### THE REQUEST
Locate the string "ylabel" in the listing below. Copy every line where it is found.

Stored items
● ● ● ● ● ● ●

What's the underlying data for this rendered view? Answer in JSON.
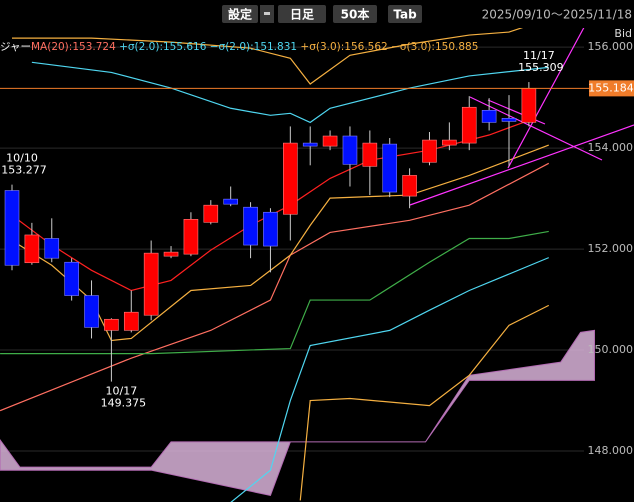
{
  "chart_data": {
    "type": "candlestick",
    "toolbar": {
      "buttons": [
        "設定",
        "日足",
        "50本",
        "Tab"
      ],
      "range": "2025/09/10〜2025/11/18"
    },
    "legend_prefix": "ジャー",
    "legend": [
      {
        "label": "MA(20):",
        "value": 153.724,
        "color": "#ff6f61"
      },
      {
        "label": "+σ(2.0):",
        "value": 155.616,
        "color": "#4fd6f0"
      },
      {
        "label": "−σ(2.0):",
        "value": 151.831,
        "color": "#4fd6f0"
      },
      {
        "label": "+σ(3.0):",
        "value": 156.562,
        "color": "#f5b041"
      },
      {
        "label": "−σ(3.0):",
        "value": 150.885,
        "color": "#f5b041"
      }
    ],
    "side_label": "Bid",
    "ylim": [
      146.99,
      156.38
    ],
    "yticks": [
      {
        "value": 148,
        "label": "148.000"
      },
      {
        "value": 150,
        "label": "150.000"
      },
      {
        "value": 152,
        "label": "152.000"
      },
      {
        "value": 154,
        "label": "154.000"
      },
      {
        "value": 156,
        "label": "156.000"
      }
    ],
    "grid": true,
    "up_color": "#ff0000",
    "down_color": "#0010ff",
    "current": {
      "value": 155.184,
      "label": "155.184",
      "color": "#f07c2a"
    },
    "candles": [
      {
        "open": 153.16,
        "high": 153.277,
        "low": 151.58,
        "close": 151.68
      },
      {
        "open": 151.73,
        "high": 152.52,
        "low": 151.69,
        "close": 152.28
      },
      {
        "open": 152.21,
        "high": 152.61,
        "low": 151.74,
        "close": 151.82
      },
      {
        "open": 151.74,
        "high": 151.82,
        "low": 150.98,
        "close": 151.08
      },
      {
        "open": 151.08,
        "high": 151.38,
        "low": 150.23,
        "close": 150.45
      },
      {
        "open": 150.39,
        "high": 150.63,
        "low": 149.375,
        "close": 150.61
      },
      {
        "open": 150.39,
        "high": 151.18,
        "low": 150.35,
        "close": 150.75
      },
      {
        "open": 150.69,
        "high": 152.17,
        "low": 150.59,
        "close": 151.92
      },
      {
        "open": 151.86,
        "high": 152.06,
        "low": 151.82,
        "close": 151.94
      },
      {
        "open": 151.9,
        "high": 152.73,
        "low": 151.86,
        "close": 152.59
      },
      {
        "open": 152.53,
        "high": 152.97,
        "low": 152.49,
        "close": 152.87
      },
      {
        "open": 152.99,
        "high": 153.24,
        "low": 152.85,
        "close": 152.89
      },
      {
        "open": 152.83,
        "high": 152.93,
        "low": 151.82,
        "close": 152.08
      },
      {
        "open": 152.73,
        "high": 152.81,
        "low": 151.54,
        "close": 152.06
      },
      {
        "open": 152.69,
        "high": 154.43,
        "low": 152.17,
        "close": 154.1
      },
      {
        "open": 154.1,
        "high": 154.43,
        "low": 153.66,
        "close": 154.04
      },
      {
        "open": 154.04,
        "high": 154.35,
        "low": 153.96,
        "close": 154.24
      },
      {
        "open": 154.24,
        "high": 154.43,
        "low": 153.24,
        "close": 153.68
      },
      {
        "open": 153.64,
        "high": 154.35,
        "low": 153.07,
        "close": 154.1
      },
      {
        "open": 154.08,
        "high": 154.2,
        "low": 153.03,
        "close": 153.13
      },
      {
        "open": 153.05,
        "high": 153.6,
        "low": 152.81,
        "close": 153.46
      },
      {
        "open": 153.72,
        "high": 154.32,
        "low": 153.66,
        "close": 154.16
      },
      {
        "open": 154.06,
        "high": 154.51,
        "low": 153.96,
        "close": 154.16
      },
      {
        "open": 154.1,
        "high": 155.03,
        "low": 153.96,
        "close": 154.81
      },
      {
        "open": 154.75,
        "high": 154.99,
        "low": 154.35,
        "close": 154.51
      },
      {
        "open": 154.59,
        "high": 155.05,
        "low": 153.64,
        "close": 154.53
      },
      {
        "open": 154.51,
        "high": 155.309,
        "low": 154.43,
        "close": 155.184
      }
    ],
    "annotations": [
      {
        "date": "10/10",
        "index": 0,
        "field": "high",
        "side": "above"
      },
      {
        "date": "10/17",
        "index": 5,
        "field": "low",
        "side": "below"
      },
      {
        "date": "11/17",
        "index": 26,
        "field": "high",
        "side": "above"
      }
    ],
    "lines": [
      {
        "color": "#f5b041",
        "x": [
          0,
          4,
          8,
          12,
          14,
          15,
          17,
          20,
          23,
          25,
          27
        ],
        "values": [
          156.18,
          156.18,
          156.1,
          155.98,
          155.78,
          155.27,
          155.84,
          156.06,
          156.24,
          156.3,
          156.56
        ]
      },
      {
        "color": "#4fd6f0",
        "x": [
          1,
          5,
          8,
          11,
          13,
          14,
          15,
          16,
          20,
          23,
          27
        ],
        "values": [
          155.7,
          155.5,
          155.19,
          154.79,
          154.65,
          154.69,
          154.51,
          154.79,
          155.19,
          155.43,
          155.6
        ]
      },
      {
        "color": "#ff6f61",
        "x": [
          -0.6,
          6,
          10,
          13,
          14,
          16,
          20,
          23,
          27
        ],
        "values": [
          148.8,
          149.84,
          150.39,
          150.99,
          151.88,
          152.33,
          152.57,
          152.87,
          153.7
        ]
      },
      {
        "color": "#ff2020",
        "x": [
          0,
          2,
          4,
          6,
          8,
          10,
          12,
          14,
          16,
          18,
          21,
          24,
          26
        ],
        "values": [
          152.67,
          152.08,
          151.58,
          151.18,
          151.38,
          151.98,
          152.47,
          152.87,
          153.4,
          153.76,
          153.96,
          154.26,
          154.55
        ]
      },
      {
        "color": "#f5b041",
        "x": [
          0,
          2,
          4,
          5,
          6,
          9,
          12,
          14,
          15,
          16,
          20,
          23,
          27
        ],
        "values": [
          152.17,
          151.68,
          150.99,
          150.19,
          150.23,
          151.18,
          151.28,
          151.88,
          152.47,
          153.01,
          153.07,
          153.46,
          154.06
        ]
      },
      {
        "color": "#3fae49",
        "x": [
          -0.6,
          7,
          14,
          15,
          18,
          21,
          23,
          25,
          27
        ],
        "values": [
          149.93,
          149.93,
          150.03,
          150.99,
          150.99,
          151.74,
          152.21,
          152.21,
          152.35
        ]
      },
      {
        "color": "#4fd6f0",
        "x": [
          11,
          13,
          14,
          15,
          19,
          21,
          23,
          27
        ],
        "values": [
          146.98,
          147.62,
          149.0,
          150.09,
          150.39,
          150.79,
          151.18,
          151.831
        ]
      },
      {
        "color": "#f5b041",
        "x": [
          14.5,
          15,
          17,
          21,
          23,
          25,
          27
        ],
        "values": [
          147.02,
          149.0,
          149.04,
          148.9,
          149.5,
          150.49,
          150.885
        ]
      }
    ],
    "cloud": {
      "color": "#d9b3d9",
      "edge": "#b36bb3",
      "a_x": [
        -0.6,
        0.4,
        7,
        8,
        20.8,
        23,
        27.6,
        28.6,
        29.3
      ],
      "a": [
        148.22,
        147.68,
        147.68,
        148.18,
        148.18,
        149.5,
        149.76,
        150.35,
        150.39
      ],
      "b_x": [
        -0.6,
        7,
        13,
        14,
        20.8,
        23,
        29.3
      ],
      "b": [
        147.62,
        147.62,
        147.12,
        148.18,
        148.18,
        149.4,
        149.4
      ]
    }
  }
}
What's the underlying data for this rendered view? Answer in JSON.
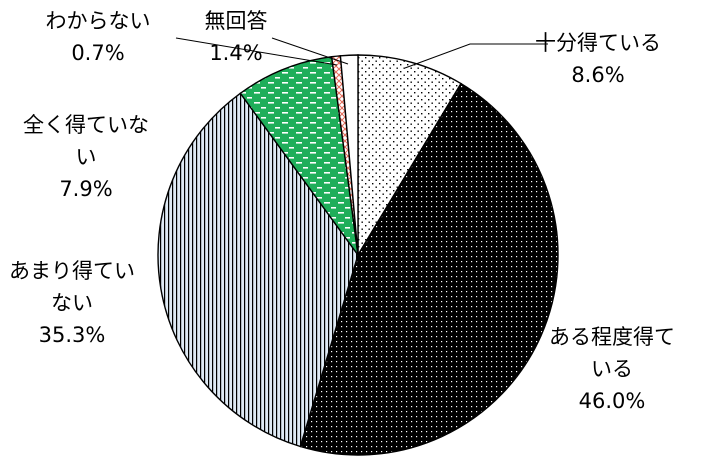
{
  "chart_data": {
    "type": "pie",
    "title": "",
    "start_angle_deg": 0,
    "direction": "clockwise",
    "slices": [
      {
        "label_lines": [
          "十分得ている"
        ],
        "pct": "8.6%",
        "value": 8.6,
        "pattern": "dots-light"
      },
      {
        "label_lines": [
          "ある程度得て",
          "いる"
        ],
        "pct": "46.0%",
        "value": 46.0,
        "pattern": "dots-dark"
      },
      {
        "label_lines": [
          "あまり得てい",
          "ない"
        ],
        "pct": "35.3%",
        "value": 35.3,
        "pattern": "vertical-lines"
      },
      {
        "label_lines": [
          "全く得ていな",
          "い"
        ],
        "pct": "7.9%",
        "value": 7.9,
        "pattern": "green-dashes"
      },
      {
        "label_lines": [
          "わからない"
        ],
        "pct": "0.7%",
        "value": 0.7,
        "pattern": "red-crosshatch"
      },
      {
        "label_lines": [
          "無回答"
        ],
        "pct": "1.4%",
        "value": 1.4,
        "pattern": "white"
      }
    ],
    "colors": {
      "outline": "#000000",
      "dark_fill": "#000000",
      "vertical_line_fill": "#dfeaf5",
      "green": "#1fae5a",
      "red_hatch": "#e36a58"
    }
  }
}
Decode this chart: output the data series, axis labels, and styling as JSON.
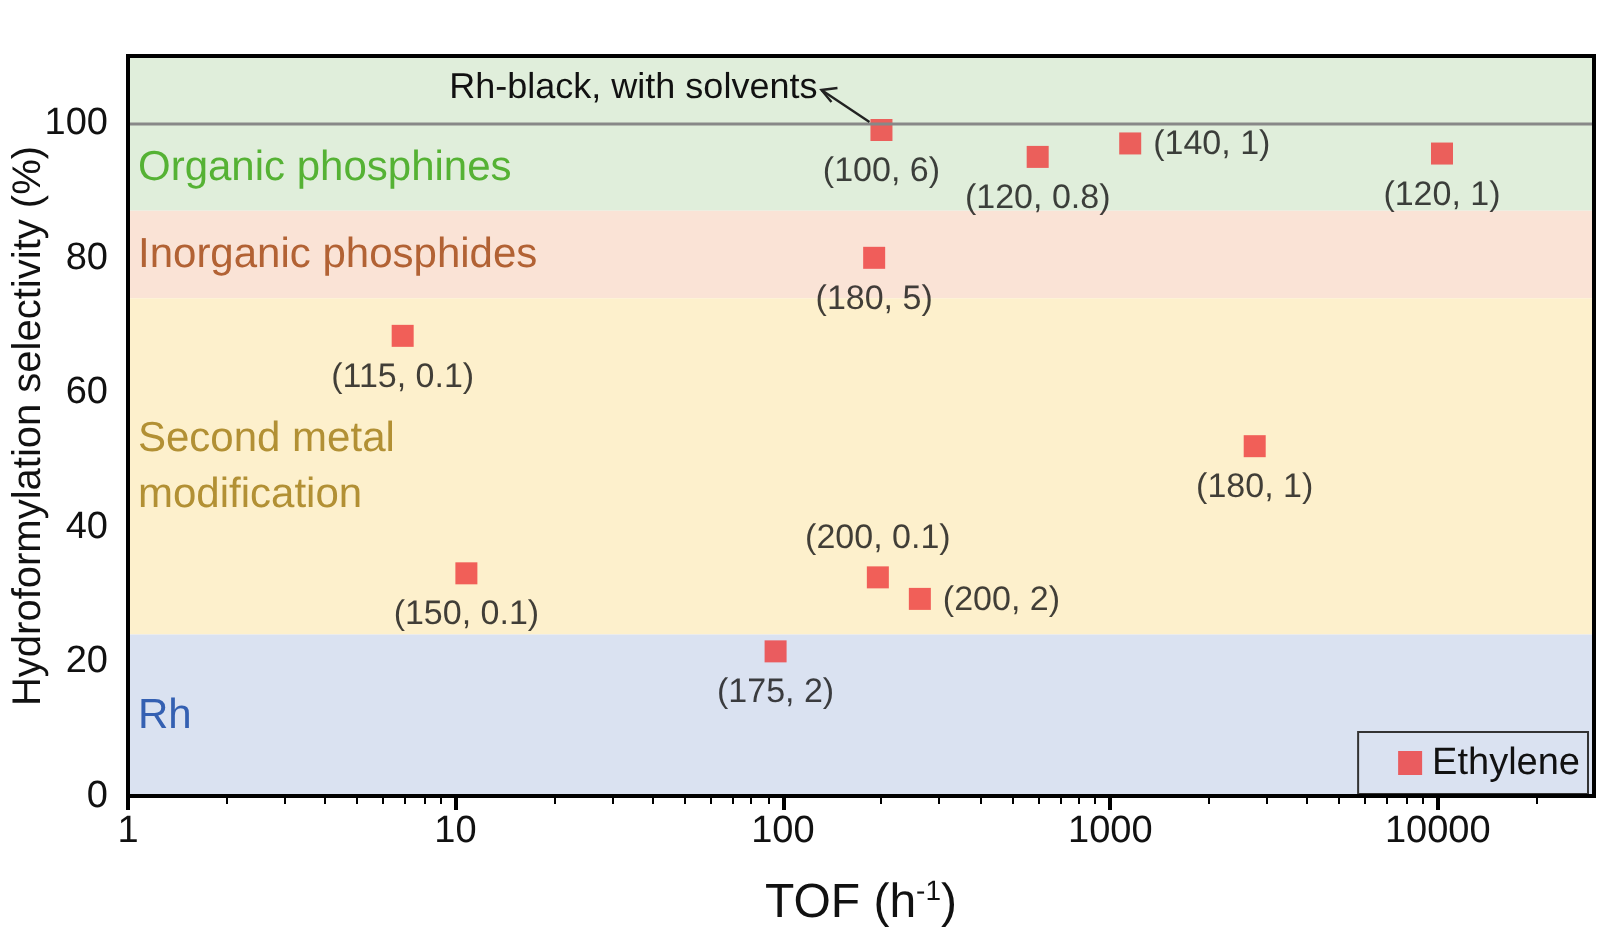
{
  "chart_data": {
    "type": "scatter",
    "xlabel": "TOF (h$^{-1}$)",
    "ylabel": "Hydroformylation selectivity (%)",
    "log": "x",
    "xlim": [
      1,
      30000
    ],
    "xticks": [
      1,
      10,
      100,
      1000,
      10000
    ],
    "ylim": [
      0,
      110
    ],
    "yticks": [
      0,
      20,
      40,
      60,
      80,
      100
    ],
    "grid": false,
    "legend": "bottom right",
    "marker": "square",
    "series": [
      {
        "name": "Ethylene",
        "color": "#ee3b3b",
        "x": [
          6.9,
          10.8,
          95,
          195,
          190,
          200,
          262,
          600,
          1150,
          2760,
          10300
        ],
        "values": [
          68.4,
          33.1,
          21.5,
          32.5,
          80,
          99,
          29.3,
          95,
          97,
          52,
          95.5
        ],
        "value_labels": [
          "(115, 0.1)",
          "(150, 0.1)",
          "(175, 2)",
          "(200, 0.1)",
          "(180, 5)",
          "(100, 6)",
          "(200, 2)",
          "(120, 0.8)",
          "(140, 1)",
          "(180, 1)",
          "(120, 1)"
        ]
      }
    ],
    "bands": [
      {
        "axis": "y",
        "from": 87,
        "to": 110,
        "label": "Organic phosphines",
        "color": "#e0eedb"
      },
      {
        "axis": "y",
        "from": 74,
        "to": 87,
        "label": "Inorganic phosphides",
        "color": "#fae3d6"
      },
      {
        "axis": "y",
        "from": 24,
        "to": 74,
        "label": "Second metal modification",
        "color": "#fdf0cc"
      },
      {
        "axis": "y",
        "from": 0,
        "to": 24,
        "label": "Rh",
        "color": "#dae2f1"
      }
    ],
    "ref_lines": [
      {
        "axis": "y",
        "value": 100,
        "color": "#888888"
      }
    ],
    "annotations": [
      {
        "text": "Rh-black, with solvents",
        "x": 200,
        "y": 99
      }
    ]
  }
}
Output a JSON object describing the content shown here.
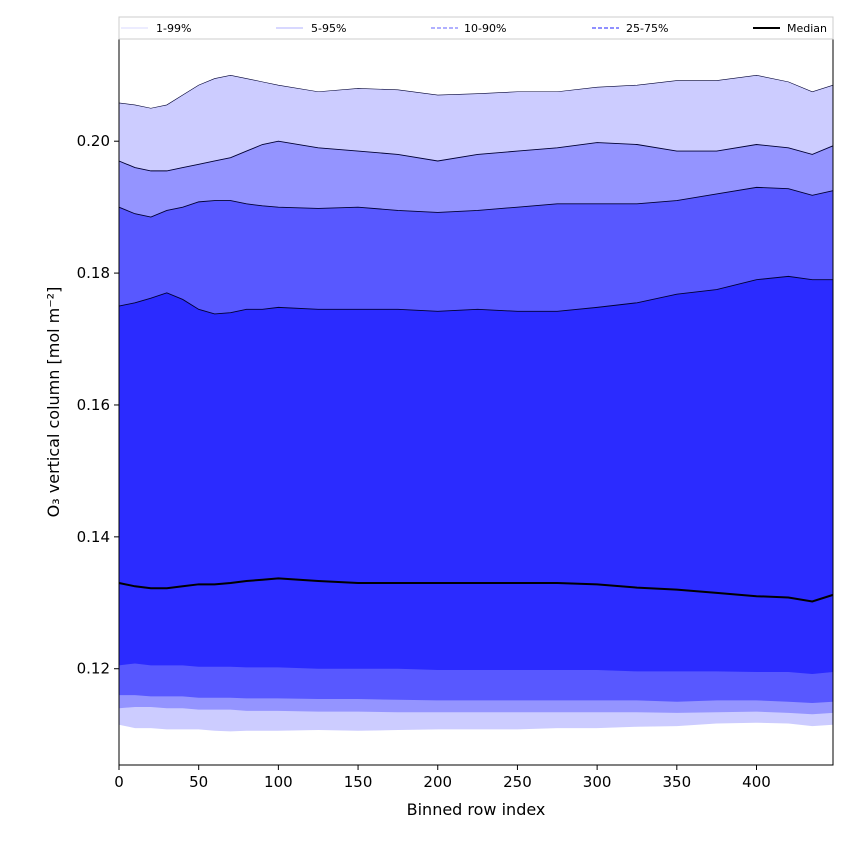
{
  "chart_data": {
    "type": "area",
    "title": "",
    "xlabel": "Binned row index",
    "ylabel": "O₃ vertical column [mol m⁻²]",
    "xlim": [
      0,
      448
    ],
    "ylim": [
      0.1054,
      0.2155
    ],
    "xticks": [
      0,
      50,
      100,
      150,
      200,
      250,
      300,
      350,
      400
    ],
    "yticks": [
      0.12,
      0.14,
      0.16,
      0.18,
      0.2
    ],
    "ytick_labels": [
      "0.12",
      "0.14",
      "0.16",
      "0.18",
      "0.20"
    ],
    "grid": false,
    "legend_position": "top",
    "legend": [
      {
        "label": "1-99%",
        "color": "#ccccff",
        "style": "solid-thin"
      },
      {
        "label": "5-95%",
        "color": "#9999ff",
        "style": "solid-thin"
      },
      {
        "label": "10-90%",
        "color": "#8080ff",
        "style": "dashed"
      },
      {
        "label": "25-75%",
        "color": "#4d4dff",
        "style": "dashed"
      },
      {
        "label": "Median",
        "color": "#000000",
        "style": "solid-thick"
      }
    ],
    "colors": {
      "band_1_99": "#ccccff",
      "band_5_95": "#9494ff",
      "band_10_90": "#5858ff",
      "band_25_75": "#2b2bff",
      "median": "#000000"
    },
    "x": [
      0,
      10,
      20,
      30,
      40,
      50,
      60,
      70,
      80,
      90,
      100,
      125,
      150,
      175,
      200,
      225,
      250,
      275,
      300,
      325,
      350,
      375,
      400,
      420,
      435,
      448
    ],
    "series": [
      {
        "name": "",
        "values": [
          0.2058,
          0.2055,
          0.205,
          0.2055,
          0.207,
          0.2085,
          0.2095,
          0.21,
          0.2095,
          0.209,
          0.2085,
          0.2075,
          0.208,
          0.2078,
          0.207,
          0.2072,
          0.2075,
          0.2075,
          0.2082,
          0.2085,
          0.2092,
          0.2092,
          0.21,
          0.209,
          0.2075,
          0.2085
        ]
      },
      {
        "name": "",
        "values": [
          0.197,
          0.196,
          0.1955,
          0.1955,
          0.196,
          0.1965,
          0.197,
          0.1975,
          0.1985,
          0.1995,
          0.2,
          0.199,
          0.1985,
          0.198,
          0.197,
          0.198,
          0.1985,
          0.199,
          0.1998,
          0.1995,
          0.1985,
          0.1985,
          0.1995,
          0.199,
          0.198,
          0.1993
        ]
      },
      {
        "name": "",
        "values": [
          0.19,
          0.189,
          0.1885,
          0.1895,
          0.19,
          0.1908,
          0.191,
          0.191,
          0.1905,
          0.1902,
          0.19,
          0.1898,
          0.19,
          0.1895,
          0.1892,
          0.1895,
          0.19,
          0.1905,
          0.1905,
          0.1905,
          0.191,
          0.192,
          0.193,
          0.1928,
          0.1918,
          0.1925
        ]
      },
      {
        "name": "",
        "values": [
          0.175,
          0.1755,
          0.1762,
          0.177,
          0.176,
          0.1745,
          0.1738,
          0.174,
          0.1745,
          0.1745,
          0.1748,
          0.1745,
          0.1745,
          0.1745,
          0.1742,
          0.1745,
          0.1742,
          0.1742,
          0.1748,
          0.1755,
          0.1768,
          0.1775,
          0.179,
          0.1795,
          0.179,
          0.179
        ]
      },
      {
        "name": "",
        "values": [
          0.133,
          0.1325,
          0.1322,
          0.1322,
          0.1325,
          0.1328,
          0.1328,
          0.133,
          0.1333,
          0.1335,
          0.1337,
          0.1333,
          0.133,
          0.133,
          0.133,
          0.133,
          0.133,
          0.133,
          0.1328,
          0.1323,
          0.132,
          0.1315,
          0.131,
          0.1308,
          0.1302,
          0.1312
        ]
      },
      {
        "name": "",
        "values": [
          0.1205,
          0.1208,
          0.1205,
          0.1205,
          0.1205,
          0.1203,
          0.1203,
          0.1203,
          0.1202,
          0.1202,
          0.1202,
          0.12,
          0.12,
          0.12,
          0.1198,
          0.1198,
          0.1198,
          0.1198,
          0.1198,
          0.1196,
          0.1196,
          0.1196,
          0.1195,
          0.1195,
          0.1192,
          0.1195
        ]
      },
      {
        "name": "",
        "values": [
          0.116,
          0.116,
          0.1158,
          0.1158,
          0.1158,
          0.1156,
          0.1156,
          0.1156,
          0.1155,
          0.1155,
          0.1155,
          0.1154,
          0.1154,
          0.1153,
          0.1152,
          0.1152,
          0.1152,
          0.1152,
          0.1152,
          0.1152,
          0.115,
          0.1152,
          0.1152,
          0.115,
          0.1148,
          0.115
        ]
      },
      {
        "name": "",
        "values": [
          0.114,
          0.1142,
          0.1142,
          0.114,
          0.114,
          0.1138,
          0.1138,
          0.1138,
          0.1136,
          0.1136,
          0.1136,
          0.1135,
          0.1135,
          0.1134,
          0.1134,
          0.1134,
          0.1134,
          0.1134,
          0.1134,
          0.1134,
          0.1133,
          0.1134,
          0.1135,
          0.1133,
          0.1131,
          0.1133
        ]
      },
      {
        "name": "",
        "values": [
          0.1115,
          0.111,
          0.111,
          0.1108,
          0.1108,
          0.1108,
          0.1106,
          0.1105,
          0.1106,
          0.1106,
          0.1106,
          0.1107,
          0.1106,
          0.1107,
          0.1108,
          0.1108,
          0.1108,
          0.111,
          0.111,
          0.1112,
          0.1113,
          0.1117,
          0.1118,
          0.1117,
          0.1113,
          0.1115
        ]
      }
    ]
  }
}
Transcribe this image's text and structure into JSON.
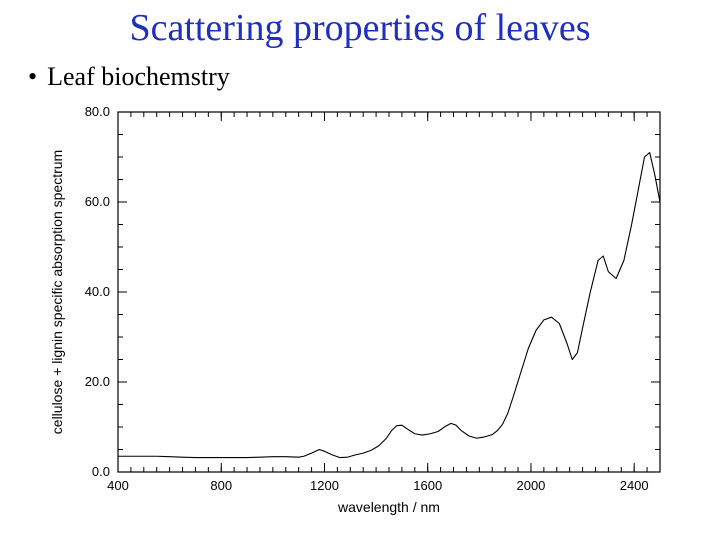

● ● ● ● ● ● ●

### ANSWER TO THE PROBLEM
    "ylabel": "Hydroformylation selectivity (%)",
    "ylabel": "O₃ vertical column [mol m⁻²]",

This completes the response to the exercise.